= WHAT IS REQUIRED =
Could you return everything from the start of the records down to and including the line that contains "candle-body: [148, 363, 152, 374]", reproducing each line exactly?
-=-=-=-=-
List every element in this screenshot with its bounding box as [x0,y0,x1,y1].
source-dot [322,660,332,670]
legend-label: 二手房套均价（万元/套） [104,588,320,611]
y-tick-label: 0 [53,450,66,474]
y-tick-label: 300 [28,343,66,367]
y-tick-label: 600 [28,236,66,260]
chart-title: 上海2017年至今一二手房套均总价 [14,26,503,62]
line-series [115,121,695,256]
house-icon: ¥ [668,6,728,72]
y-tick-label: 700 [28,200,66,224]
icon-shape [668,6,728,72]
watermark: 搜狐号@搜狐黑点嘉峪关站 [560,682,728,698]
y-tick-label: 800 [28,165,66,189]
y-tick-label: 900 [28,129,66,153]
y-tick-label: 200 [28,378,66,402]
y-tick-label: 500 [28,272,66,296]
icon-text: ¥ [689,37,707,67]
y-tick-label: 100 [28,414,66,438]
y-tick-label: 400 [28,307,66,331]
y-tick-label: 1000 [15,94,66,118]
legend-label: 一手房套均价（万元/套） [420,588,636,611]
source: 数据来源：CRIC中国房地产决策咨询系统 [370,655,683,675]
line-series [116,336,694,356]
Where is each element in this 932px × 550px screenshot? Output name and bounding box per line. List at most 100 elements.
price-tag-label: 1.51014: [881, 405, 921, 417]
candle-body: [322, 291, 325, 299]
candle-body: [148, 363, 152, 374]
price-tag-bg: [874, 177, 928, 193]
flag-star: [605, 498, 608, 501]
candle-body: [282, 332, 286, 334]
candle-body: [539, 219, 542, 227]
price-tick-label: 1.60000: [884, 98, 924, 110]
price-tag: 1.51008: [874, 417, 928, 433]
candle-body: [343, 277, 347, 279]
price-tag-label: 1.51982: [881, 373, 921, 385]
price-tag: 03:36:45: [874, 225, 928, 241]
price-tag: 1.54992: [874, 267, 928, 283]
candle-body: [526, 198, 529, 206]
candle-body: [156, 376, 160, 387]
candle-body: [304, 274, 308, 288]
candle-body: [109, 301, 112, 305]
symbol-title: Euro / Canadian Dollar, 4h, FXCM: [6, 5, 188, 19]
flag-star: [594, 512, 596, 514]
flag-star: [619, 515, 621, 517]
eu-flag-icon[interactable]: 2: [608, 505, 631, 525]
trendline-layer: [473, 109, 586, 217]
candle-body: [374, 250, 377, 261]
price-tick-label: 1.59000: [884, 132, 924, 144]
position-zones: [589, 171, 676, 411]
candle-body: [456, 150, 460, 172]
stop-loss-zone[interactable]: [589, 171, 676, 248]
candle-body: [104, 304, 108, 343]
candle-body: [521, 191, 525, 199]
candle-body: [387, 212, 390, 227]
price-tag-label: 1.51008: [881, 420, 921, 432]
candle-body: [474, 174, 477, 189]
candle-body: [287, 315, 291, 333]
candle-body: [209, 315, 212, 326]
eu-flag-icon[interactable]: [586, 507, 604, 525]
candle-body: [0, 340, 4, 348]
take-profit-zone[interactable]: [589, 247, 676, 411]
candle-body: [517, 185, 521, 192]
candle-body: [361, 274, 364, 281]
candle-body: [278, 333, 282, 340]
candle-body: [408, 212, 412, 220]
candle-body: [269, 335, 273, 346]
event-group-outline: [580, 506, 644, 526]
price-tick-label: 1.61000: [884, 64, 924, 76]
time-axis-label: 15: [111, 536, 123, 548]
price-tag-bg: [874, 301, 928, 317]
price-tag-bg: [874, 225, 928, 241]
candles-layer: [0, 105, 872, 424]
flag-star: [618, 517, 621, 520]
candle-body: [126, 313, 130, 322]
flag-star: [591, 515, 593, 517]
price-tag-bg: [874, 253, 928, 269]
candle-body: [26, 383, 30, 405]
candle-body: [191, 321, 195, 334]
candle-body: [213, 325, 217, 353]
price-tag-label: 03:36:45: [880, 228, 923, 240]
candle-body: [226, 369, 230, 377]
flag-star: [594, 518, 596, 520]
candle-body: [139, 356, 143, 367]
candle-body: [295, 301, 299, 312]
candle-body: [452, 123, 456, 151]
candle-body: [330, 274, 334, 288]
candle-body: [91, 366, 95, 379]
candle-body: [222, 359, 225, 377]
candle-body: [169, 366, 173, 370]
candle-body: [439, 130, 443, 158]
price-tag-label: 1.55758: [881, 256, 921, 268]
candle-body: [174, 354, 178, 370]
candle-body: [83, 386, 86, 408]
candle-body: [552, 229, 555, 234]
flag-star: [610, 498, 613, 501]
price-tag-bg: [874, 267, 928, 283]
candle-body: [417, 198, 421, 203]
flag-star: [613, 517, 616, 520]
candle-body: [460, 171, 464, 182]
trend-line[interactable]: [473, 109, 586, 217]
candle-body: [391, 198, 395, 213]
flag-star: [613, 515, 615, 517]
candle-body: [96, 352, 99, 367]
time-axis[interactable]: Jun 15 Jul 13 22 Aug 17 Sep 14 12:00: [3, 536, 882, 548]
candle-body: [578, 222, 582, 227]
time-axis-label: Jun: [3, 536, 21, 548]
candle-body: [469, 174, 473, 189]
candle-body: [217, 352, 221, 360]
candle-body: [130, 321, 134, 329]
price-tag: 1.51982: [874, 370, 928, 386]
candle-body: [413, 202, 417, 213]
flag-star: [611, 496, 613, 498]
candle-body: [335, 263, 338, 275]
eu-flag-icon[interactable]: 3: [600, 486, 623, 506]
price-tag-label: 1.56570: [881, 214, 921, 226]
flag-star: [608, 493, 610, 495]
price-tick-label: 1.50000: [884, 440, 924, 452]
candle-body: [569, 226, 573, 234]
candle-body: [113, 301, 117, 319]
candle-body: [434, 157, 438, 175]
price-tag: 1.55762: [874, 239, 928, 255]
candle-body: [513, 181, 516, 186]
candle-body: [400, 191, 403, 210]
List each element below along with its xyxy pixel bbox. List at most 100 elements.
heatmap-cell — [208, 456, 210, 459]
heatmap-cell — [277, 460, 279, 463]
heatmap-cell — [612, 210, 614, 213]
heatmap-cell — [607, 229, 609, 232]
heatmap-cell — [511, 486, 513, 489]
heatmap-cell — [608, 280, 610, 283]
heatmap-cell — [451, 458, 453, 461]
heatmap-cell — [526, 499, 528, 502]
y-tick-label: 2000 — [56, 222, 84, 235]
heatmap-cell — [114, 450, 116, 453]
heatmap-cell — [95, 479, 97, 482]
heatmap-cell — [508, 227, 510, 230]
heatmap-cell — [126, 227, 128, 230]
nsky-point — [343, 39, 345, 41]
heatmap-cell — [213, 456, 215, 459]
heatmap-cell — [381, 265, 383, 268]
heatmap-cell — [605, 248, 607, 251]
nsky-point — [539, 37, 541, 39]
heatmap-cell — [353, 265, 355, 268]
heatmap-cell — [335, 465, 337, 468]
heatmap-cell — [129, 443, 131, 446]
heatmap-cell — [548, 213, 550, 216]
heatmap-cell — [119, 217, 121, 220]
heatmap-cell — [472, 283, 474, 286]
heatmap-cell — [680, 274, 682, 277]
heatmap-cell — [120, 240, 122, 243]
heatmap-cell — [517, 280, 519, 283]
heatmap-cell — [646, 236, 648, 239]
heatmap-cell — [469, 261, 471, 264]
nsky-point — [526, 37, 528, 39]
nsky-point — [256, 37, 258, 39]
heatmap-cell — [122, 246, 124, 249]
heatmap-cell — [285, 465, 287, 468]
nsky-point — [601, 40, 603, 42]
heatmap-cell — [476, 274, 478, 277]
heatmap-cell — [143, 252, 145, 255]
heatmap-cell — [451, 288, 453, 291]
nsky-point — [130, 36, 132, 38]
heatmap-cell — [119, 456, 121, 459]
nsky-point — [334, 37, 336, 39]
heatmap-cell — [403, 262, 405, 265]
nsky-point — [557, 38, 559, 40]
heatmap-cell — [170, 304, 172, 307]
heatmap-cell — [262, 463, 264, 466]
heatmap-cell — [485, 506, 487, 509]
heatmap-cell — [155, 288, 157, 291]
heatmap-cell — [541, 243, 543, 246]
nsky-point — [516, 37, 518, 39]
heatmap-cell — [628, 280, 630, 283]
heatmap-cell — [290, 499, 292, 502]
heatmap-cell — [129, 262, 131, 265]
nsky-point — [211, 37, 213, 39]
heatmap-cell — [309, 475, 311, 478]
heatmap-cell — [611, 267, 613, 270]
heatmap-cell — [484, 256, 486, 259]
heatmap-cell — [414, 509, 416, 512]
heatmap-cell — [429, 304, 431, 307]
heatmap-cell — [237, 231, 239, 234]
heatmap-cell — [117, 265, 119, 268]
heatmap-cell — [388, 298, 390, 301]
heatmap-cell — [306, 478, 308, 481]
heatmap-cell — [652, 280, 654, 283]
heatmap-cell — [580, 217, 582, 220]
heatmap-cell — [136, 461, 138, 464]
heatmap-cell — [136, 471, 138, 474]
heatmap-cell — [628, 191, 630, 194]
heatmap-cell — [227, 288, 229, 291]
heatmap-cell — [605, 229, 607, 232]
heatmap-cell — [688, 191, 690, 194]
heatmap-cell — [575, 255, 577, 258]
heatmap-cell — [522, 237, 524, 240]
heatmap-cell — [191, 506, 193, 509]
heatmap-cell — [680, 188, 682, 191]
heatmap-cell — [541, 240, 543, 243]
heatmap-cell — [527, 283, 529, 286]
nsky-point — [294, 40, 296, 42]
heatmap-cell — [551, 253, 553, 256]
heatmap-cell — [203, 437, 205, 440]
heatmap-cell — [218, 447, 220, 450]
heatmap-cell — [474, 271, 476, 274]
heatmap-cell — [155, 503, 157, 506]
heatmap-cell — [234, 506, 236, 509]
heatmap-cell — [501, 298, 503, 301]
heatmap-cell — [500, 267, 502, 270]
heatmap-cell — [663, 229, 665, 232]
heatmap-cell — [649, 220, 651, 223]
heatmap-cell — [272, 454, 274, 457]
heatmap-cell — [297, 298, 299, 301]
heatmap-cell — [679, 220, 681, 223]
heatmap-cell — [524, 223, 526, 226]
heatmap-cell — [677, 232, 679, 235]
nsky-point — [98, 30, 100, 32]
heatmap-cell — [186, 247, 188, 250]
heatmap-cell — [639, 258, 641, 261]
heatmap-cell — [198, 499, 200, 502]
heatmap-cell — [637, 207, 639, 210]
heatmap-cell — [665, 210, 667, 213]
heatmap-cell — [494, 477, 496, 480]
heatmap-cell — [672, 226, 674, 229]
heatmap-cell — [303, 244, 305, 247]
-=-=-=-=-
= ANSWER IN FULL =
List every element in this screenshot with its bounding box as [x0,y0,x1,y1].
source-dot [322,660,332,670]
legend-label: 二手房套均价（万元/套） [104,588,320,611]
y-tick-label: 0 [53,450,66,474]
y-tick-label: 300 [28,343,66,367]
y-tick-label: 600 [28,236,66,260]
chart-title: 上海2017年至今一二手房套均总价 [14,26,503,62]
line-series [115,121,695,256]
house-icon: ¥ [668,6,728,72]
y-tick-label: 700 [28,200,66,224]
icon-shape [668,6,728,72]
watermark: 搜狐号@搜狐黑点嘉峪关站 [560,682,728,698]
y-tick-label: 800 [28,165,66,189]
y-tick-label: 900 [28,129,66,153]
y-tick-label: 200 [28,378,66,402]
y-tick-label: 500 [28,272,66,296]
icon-text: ¥ [689,37,707,67]
y-tick-label: 100 [28,414,66,438]
y-tick-label: 400 [28,307,66,331]
y-tick-label: 1000 [15,94,66,118]
legend-label: 一手房套均价（万元/套） [420,588,636,611]
source: 数据来源：CRIC中国房地产决策咨询系统 [370,655,683,675]
line-series [116,336,694,356]
Where is each element in this 932px × 550px screenshot? Output name and bounding box per line. List at most 100 elements.
price-tag-label: 1.51014: [881, 405, 921, 417]
candle-body: [322, 291, 325, 299]
candle-body: [148, 363, 152, 374]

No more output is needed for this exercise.